» REQUEST:
Find and return each line containing "name".
<<<<
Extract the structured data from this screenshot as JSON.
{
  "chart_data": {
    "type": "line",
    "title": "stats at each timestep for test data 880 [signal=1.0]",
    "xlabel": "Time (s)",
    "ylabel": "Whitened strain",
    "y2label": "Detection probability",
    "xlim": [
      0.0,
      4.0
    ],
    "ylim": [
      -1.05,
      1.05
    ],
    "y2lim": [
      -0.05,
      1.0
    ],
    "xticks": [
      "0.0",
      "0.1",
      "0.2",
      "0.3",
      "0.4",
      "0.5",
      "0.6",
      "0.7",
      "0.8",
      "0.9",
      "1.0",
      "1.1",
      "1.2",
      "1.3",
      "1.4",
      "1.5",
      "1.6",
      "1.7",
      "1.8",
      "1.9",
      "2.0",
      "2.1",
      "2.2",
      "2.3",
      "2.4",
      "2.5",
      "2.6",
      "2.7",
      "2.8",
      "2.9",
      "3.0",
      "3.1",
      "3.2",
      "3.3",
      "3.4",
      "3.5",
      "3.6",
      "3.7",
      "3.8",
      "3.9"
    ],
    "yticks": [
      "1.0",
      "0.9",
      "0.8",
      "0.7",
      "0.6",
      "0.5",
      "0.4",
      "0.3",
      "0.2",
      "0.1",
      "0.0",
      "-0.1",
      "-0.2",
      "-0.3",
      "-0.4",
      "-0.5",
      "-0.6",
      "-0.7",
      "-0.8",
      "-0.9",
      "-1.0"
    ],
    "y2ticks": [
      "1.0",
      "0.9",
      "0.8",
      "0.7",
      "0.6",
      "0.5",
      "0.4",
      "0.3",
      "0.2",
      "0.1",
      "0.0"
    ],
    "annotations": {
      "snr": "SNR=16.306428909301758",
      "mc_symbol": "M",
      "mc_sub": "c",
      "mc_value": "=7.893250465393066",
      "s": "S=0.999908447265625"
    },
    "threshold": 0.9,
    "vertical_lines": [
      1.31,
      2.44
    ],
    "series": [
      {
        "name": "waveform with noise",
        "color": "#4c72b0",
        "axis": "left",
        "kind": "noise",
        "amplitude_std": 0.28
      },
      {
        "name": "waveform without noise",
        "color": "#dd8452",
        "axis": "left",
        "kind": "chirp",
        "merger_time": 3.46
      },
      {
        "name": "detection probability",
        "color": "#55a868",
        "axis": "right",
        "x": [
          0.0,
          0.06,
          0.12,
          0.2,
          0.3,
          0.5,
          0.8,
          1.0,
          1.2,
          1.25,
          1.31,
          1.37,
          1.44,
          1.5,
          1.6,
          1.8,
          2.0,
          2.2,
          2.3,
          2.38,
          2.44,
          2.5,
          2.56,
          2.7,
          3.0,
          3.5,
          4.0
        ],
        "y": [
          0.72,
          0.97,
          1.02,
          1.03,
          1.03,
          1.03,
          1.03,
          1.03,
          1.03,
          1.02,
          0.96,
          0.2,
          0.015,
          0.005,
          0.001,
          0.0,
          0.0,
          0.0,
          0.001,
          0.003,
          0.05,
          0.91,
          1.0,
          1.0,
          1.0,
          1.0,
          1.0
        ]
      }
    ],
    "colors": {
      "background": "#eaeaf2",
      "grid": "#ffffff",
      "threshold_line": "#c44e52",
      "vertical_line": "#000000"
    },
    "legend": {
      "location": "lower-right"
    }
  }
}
>>>>
» ANSWER FOR THE TASK:
        "name": "waveform with noise",
        "name": "waveform without noise",
        "name": "detection probability",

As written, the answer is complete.